=== Document excerpt ===

Opinion
No. T-2166.
September 7, 1961.
Lawrence I. Shaw, F. Vinson Roach, John T. Grant and Patrick J. McCarthy, Omaha, Neb., Cosgrove, Webb Oman, Topeka, Kan., for plaintiff.
Byron M. Gray, Topeka, Kan., for defendant.
This is an action for the recovery of alleged overpayments to the defendant, Alf M. Landon, for natural gas produced from the Hugoton Field in Kansas and purchased from the defendant by the plaintiff. The action is based on an alleged contract to refund the overcharges and on a theory of restitution. The defendant has counterclaimed for claimed deficiencies in payments to him after plaintiff ceased paying the overcharges.
The parties have stipulated as to the facts and have submitted the matter to the court for decision on the merits based on the pleadings and stipulation of facts, the court reserving for later determination the issue as to the amount, if any, due from either party to the other.
Prior to January 1, 1954, the plaintiff, Northern Natural Gas Company, hereinafter called Northern, entered into several contracts to buy natural gas from Landon at prices of four cents and five cents per Mcf (thousand cubic feet) measured at 16.4 pounds p.s.i.a. (per square inch absolute).
On December 2, 1953, the Kansas Corporation Commission ordered the imposition of a minimum price of eleven cents per Mcf at 14.65 pounds p.s.i.a. The order became effective January 1, 1954. Northern notified Landon by letter dated February 23, 1954, that the eleven-cent price would be paid, but under protest and involuntarily. Also that, should the minimum price be declared invalid in judicial proceedings, the additional amount paid was to be refunded. Other similar letters were sent in 1955 and 1958.
Northern paid for its gas purchases monthly. On every check issued for gas bought during the period in question Northern wrote the following endorsement:
"Endorsed and accepted subject to conditions of a letter dated Feb. 23, 1954 received by payee from payor pertaining to the wellhead price order of the Kansas Commission dated Dec. 2, 1953."

===

*Exercise set*
- 1) In the court opinion, what minimum price did the Kansas Corporation Commission order on December 2, 1953?
- 2) Rewrite the stretch of the court opinion from "September 7, 1961." through "paying the overcharges.", changing "defendant" to "respondent".
These lines have no connection to the court opinion.

=== Raw data ===

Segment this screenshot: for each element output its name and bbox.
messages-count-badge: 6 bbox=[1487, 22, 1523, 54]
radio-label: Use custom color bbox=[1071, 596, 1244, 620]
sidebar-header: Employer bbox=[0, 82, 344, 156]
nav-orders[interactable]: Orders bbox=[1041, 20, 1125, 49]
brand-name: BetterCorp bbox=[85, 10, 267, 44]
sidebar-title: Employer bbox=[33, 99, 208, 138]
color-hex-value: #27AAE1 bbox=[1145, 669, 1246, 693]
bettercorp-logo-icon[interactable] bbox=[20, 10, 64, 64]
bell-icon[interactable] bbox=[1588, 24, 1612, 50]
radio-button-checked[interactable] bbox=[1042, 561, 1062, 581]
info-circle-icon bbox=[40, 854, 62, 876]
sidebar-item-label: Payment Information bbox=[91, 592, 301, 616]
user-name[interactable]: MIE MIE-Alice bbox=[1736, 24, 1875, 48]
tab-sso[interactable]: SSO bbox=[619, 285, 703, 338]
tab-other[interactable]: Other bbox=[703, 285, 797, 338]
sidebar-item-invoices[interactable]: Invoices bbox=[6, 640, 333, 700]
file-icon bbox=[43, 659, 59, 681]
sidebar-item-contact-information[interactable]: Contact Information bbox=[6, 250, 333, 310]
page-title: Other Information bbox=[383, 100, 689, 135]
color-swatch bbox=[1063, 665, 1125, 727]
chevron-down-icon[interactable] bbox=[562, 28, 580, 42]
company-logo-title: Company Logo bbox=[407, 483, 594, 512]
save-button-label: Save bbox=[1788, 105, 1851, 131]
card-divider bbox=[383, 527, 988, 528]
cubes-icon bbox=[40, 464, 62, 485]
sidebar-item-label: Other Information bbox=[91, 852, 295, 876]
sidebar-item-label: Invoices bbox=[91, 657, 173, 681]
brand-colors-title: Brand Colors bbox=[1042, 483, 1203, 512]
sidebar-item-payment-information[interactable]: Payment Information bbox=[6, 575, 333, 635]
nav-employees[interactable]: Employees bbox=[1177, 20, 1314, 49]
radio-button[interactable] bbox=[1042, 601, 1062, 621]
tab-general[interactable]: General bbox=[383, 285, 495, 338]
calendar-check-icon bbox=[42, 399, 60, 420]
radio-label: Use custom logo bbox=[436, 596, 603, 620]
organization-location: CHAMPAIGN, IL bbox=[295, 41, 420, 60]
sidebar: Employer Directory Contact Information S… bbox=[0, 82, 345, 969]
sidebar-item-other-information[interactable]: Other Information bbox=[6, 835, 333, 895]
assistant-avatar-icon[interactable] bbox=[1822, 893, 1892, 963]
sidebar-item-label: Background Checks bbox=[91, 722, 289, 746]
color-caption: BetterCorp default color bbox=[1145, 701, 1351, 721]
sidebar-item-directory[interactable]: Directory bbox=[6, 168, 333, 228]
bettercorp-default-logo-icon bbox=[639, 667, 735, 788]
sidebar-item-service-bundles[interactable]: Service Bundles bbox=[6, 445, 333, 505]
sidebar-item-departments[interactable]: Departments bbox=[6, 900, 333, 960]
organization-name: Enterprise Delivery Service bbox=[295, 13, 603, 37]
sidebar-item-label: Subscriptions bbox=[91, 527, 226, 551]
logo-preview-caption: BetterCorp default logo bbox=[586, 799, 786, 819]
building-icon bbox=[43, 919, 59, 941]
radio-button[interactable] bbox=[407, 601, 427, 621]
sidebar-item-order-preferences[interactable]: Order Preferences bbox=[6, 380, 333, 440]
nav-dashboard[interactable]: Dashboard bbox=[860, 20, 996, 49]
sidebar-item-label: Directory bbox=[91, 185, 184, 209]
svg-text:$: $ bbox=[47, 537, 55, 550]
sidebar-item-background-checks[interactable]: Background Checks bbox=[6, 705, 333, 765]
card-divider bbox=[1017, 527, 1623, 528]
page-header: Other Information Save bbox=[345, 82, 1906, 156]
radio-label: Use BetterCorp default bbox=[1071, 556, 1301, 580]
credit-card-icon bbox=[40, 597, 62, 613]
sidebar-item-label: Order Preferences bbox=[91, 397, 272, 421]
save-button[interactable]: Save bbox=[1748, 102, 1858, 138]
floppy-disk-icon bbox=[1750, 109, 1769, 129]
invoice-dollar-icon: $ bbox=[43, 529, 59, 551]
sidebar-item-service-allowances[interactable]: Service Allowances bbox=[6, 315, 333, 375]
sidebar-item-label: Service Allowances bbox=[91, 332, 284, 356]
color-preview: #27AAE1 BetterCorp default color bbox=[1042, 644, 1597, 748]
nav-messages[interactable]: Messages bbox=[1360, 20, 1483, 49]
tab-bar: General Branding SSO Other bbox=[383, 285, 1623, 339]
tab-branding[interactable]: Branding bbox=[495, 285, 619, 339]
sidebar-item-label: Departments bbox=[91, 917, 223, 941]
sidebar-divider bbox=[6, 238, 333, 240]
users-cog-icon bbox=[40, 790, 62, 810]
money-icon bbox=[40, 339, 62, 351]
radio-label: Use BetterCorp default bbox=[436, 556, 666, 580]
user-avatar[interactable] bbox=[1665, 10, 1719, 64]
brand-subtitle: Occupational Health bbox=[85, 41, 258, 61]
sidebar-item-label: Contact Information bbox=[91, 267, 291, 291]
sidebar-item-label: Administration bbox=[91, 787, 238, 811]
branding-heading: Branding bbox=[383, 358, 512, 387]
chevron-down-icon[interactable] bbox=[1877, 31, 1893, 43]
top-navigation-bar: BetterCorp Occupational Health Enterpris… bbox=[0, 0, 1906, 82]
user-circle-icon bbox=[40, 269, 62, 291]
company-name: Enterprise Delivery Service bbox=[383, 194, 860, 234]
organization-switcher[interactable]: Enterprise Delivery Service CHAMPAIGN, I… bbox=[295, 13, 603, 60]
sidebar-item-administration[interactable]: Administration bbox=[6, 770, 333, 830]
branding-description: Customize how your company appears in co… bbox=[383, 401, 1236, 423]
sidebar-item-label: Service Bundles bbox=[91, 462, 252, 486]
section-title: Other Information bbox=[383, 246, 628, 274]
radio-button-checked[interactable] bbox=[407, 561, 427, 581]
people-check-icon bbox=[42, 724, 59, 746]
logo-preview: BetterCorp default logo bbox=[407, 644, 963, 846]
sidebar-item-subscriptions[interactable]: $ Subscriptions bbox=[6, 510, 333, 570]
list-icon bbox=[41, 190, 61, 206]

===

*Task responses*
- 1) Eleven cents per Mcf at 14.65 pounds p.s.i.a.

- 2)
September 7, 1961.
Lawrence I. Shaw, F. Vinson Roach, John T. Grant and Patrick J. McCarthy, Omaha, Neb., Cosgrove, Webb Oman, Topeka, Kan., for plaintiff.
Byron M. Gray, Topeka, Kan., for respondent.
This is an action for the recovery of alleged overpayments to the respondent, Alf M. Landon, for natural gas produced from the Hugoton Field in Kansas and purchased from the respondent by the plaintiff. The action is based on an alleged contract to refund the overcharges and on a theory of restitution. The respondent has counterclaimed for claimed deficiencies in payments to him after plaintiff ceased paying the overcharges.